### DIRECTION
Quote all entries exactly, leaving pictures aside.

### DATASET ENTRIES
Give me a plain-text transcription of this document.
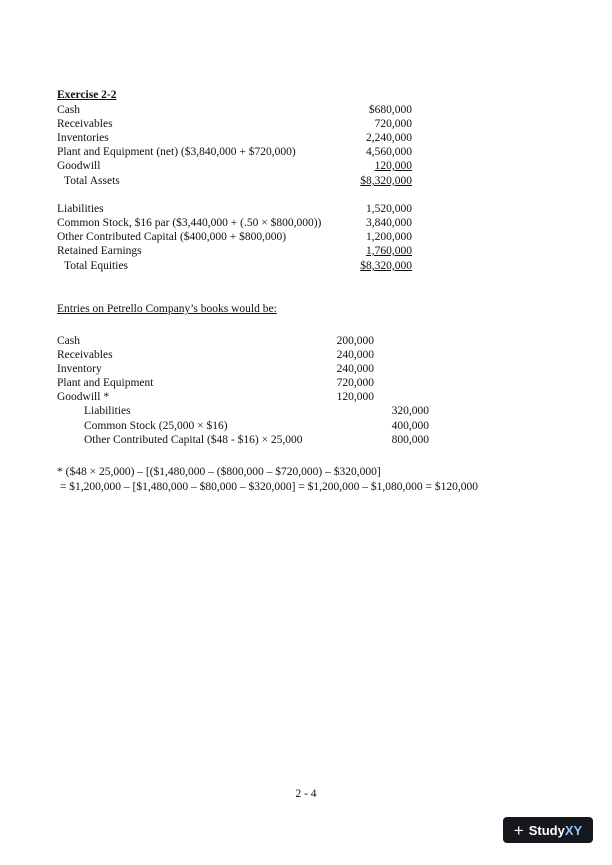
Exercise 2-2
Cash	$680,000
Receivables	720,000
Inventories	2,240,000
Plant and Equipment (net) ($3,840,000 + $720,000)	4,560,000
Goodwill	120,000
Total Assets	$8,320,000
Liabilities	1,520,000
Common Stock, $16 par ($3,440,000 + (.50 × $800,000))	3,840,000
Other Contributed Capital ($400,000 + $800,000)	1,200,000
Retained Earnings	1,760,000
Total Equities	$8,320,000
Entries on Petrello Company’s books would be:
Cash	200,000
Receivables	240,000
Inventory	240,000
Plant and Equipment	720,000
Goodwill *	120,000
Liabilities	320,000
Common Stock (25,000 × $16)	400,000
Other Contributed Capital ($48 - $16) × 25,000	800,000
* ($48 × 25,000) – [($1,480,000 – ($800,000 – $720,000) – $320,000]
= $1,200,000 – [$1,480,000 – $80,000 – $320,000] = $1,200,000 – $1,080,000 = $120,000
2 - 4
+ Study XY
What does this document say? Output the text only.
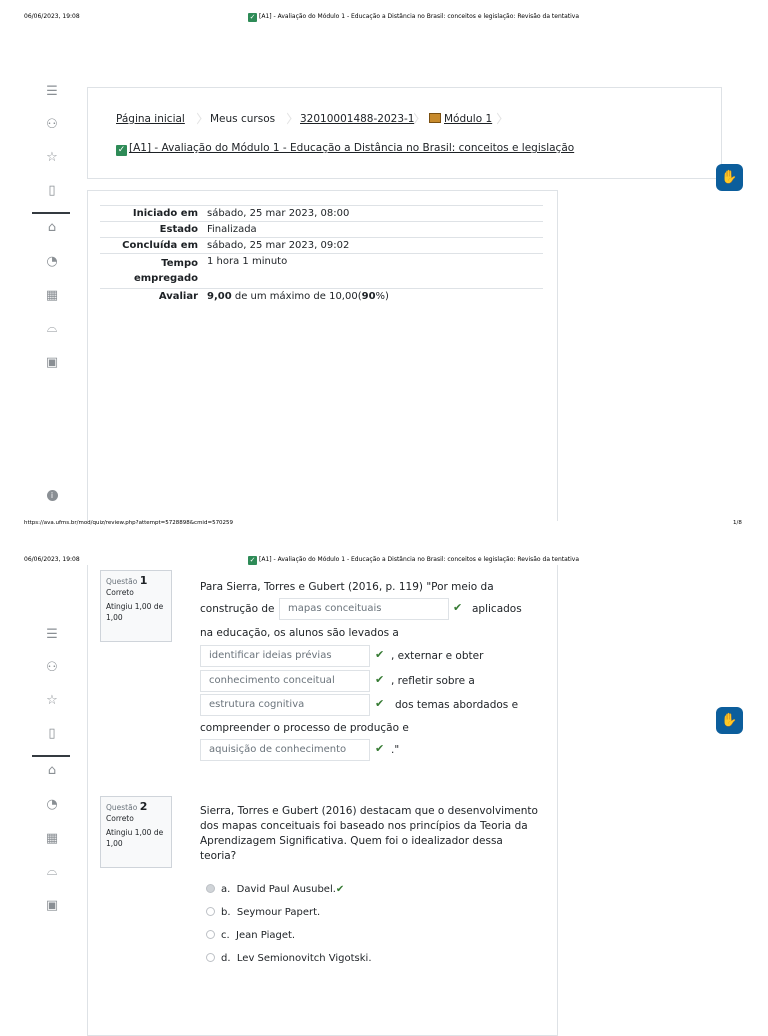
06/06/2023, 19:08	✓ [A1] - Avaliação do Módulo 1 - Educação a Distância no Brasil: conceitos e legislação: Revisão da tentativa
☰
⚇
☆
▯
⌂
◔
▦
⌓
▣
i
Página inicial Meus cursos 32010001488-2023-1	Módulo 1
✓ [A1] - Avaliação do Módulo 1 - Educação a Distância no Brasil: conceitos e legislação
✋
Iniciado em	sábado, 25 mar 2023, 08:00
Estado	Finalizada
Concluída em	sábado, 25 mar 2023, 09:02
Tempo empregado	1 hora 1 minuto
Avaliar	9,00 de um máximo de 10,00(90%)
https://ava.ufms.br/mod/quiz/review.php?attempt=5728898&cmid=570259	1/8
06/06/2023, 19:08	✓ [A1] - Avaliação do Módulo 1 - Educação a Distância no Brasil: conceitos e legislação: Revisão da tentativa
☰
⚇
☆
▯
⌂
◔
▦
⌓
▣
✋
Questão 1
Correto
Atingiu 1,00 de 1,00
Para Sierra, Torres e Gubert (2016, p. 119) "Por meio da
construção de	mapas conceituais	✔ aplicados
na educação, os alunos são levados a
identificar ideias prévias	✔ , externar e obter
conhecimento conceitual	✔ , refletir sobre a
estrutura cognitiva	✔ dos temas abordados e
compreender o processo de produção e
aquisição de conhecimento	✔ ."
Questão 2
Correto
Atingiu 1,00 de 1,00
Sierra, Torres e Gubert (2016) destacam que o desenvolvimento
dos mapas conceituais foi baseado nos princípios da Teoria da
Aprendizagem Significativa. Quem foi o idealizador dessa
teoria?
a. David Paul Ausubel.✔
b. Seymour Papert.
c. Jean Piaget.
d. Lev Semionovitch Vigotski.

### ANSWER TO THE PROBLEM
Give me a plain-text transcription of this document.
Exercise 2-2
Cash	$680,000
Receivables	720,000
Inventories	2,240,000
Plant and Equipment (net) ($3,840,000 + $720,000)	4,560,000
Goodwill	120,000
Total Assets	$8,320,000
Liabilities	1,520,000
Common Stock, $16 par ($3,440,000 + (.50 × $800,000))	3,840,000
Other Contributed Capital ($400,000 + $800,000)	1,200,000
Retained Earnings	1,760,000
Total Equities	$8,320,000
Entries on Petrello Company’s books would be:
Cash	200,000
Receivables	240,000
Inventory	240,000
Plant and Equipment	720,000
Goodwill *	120,000
Liabilities	320,000
Common Stock (25,000 × $16)	400,000
Other Contributed Capital ($48 - $16) × 25,000	800,000
* ($48 × 25,000) – [($1,480,000 – ($800,000 – $720,000) – $320,000]
= $1,200,000 – [$1,480,000 – $80,000 – $320,000] = $1,200,000 – $1,080,000 = $120,000
2 - 4
+ Study XY
What does this document say? Output the text only.
06/06/2023, 19:08	✓ [A1] - Avaliação do Módulo 1 - Educação a Distância no Brasil: conceitos e legislação: Revisão da tentativa
☰
⚇
☆
▯
⌂
◔
▦
⌓
▣
i
Página inicial Meus cursos 32010001488-2023-1	Módulo 1
✓ [A1] - Avaliação do Módulo 1 - Educação a Distância no Brasil: conceitos e legislação
✋
Iniciado em	sábado, 25 mar 2023, 08:00
Estado	Finalizada
Concluída em	sábado, 25 mar 2023, 09:02
Tempo empregado	1 hora 1 minuto
Avaliar	9,00 de um máximo de 10,00(90%)
https://ava.ufms.br/mod/quiz/review.php?attempt=5728898&cmid=570259	1/8
06/06/2023, 19:08	✓ [A1] - Avaliação do Módulo 1 - Educação a Distância no Brasil: conceitos e legislação: Revisão da tentativa
☰
⚇
☆
▯
⌂
◔
▦
⌓
▣
✋
Questão 1
Correto
Atingiu 1,00 de 1,00
Para Sierra, Torres e Gubert (2016, p. 119) "Por meio da
construção de	mapas conceituais	✔ aplicados
na educação, os alunos são levados a
identificar ideias prévias	✔ , externar e obter
conhecimento conceitual	✔ , refletir sobre a
estrutura cognitiva	✔ dos temas abordados e
compreender o processo de produção e
aquisição de conhecimento	✔ ."
Questão 2
Correto
Atingiu 1,00 de 1,00
Sierra, Torres e Gubert (2016) destacam que o desenvolvimento
dos mapas conceituais foi baseado nos princípios da Teoria da
Aprendizagem Significativa. Quem foi o idealizador dessa
teoria?
a. David Paul Ausubel.✔
b. Seymour Papert.
c. Jean Piaget.
d. Lev Semionovitch Vigotski.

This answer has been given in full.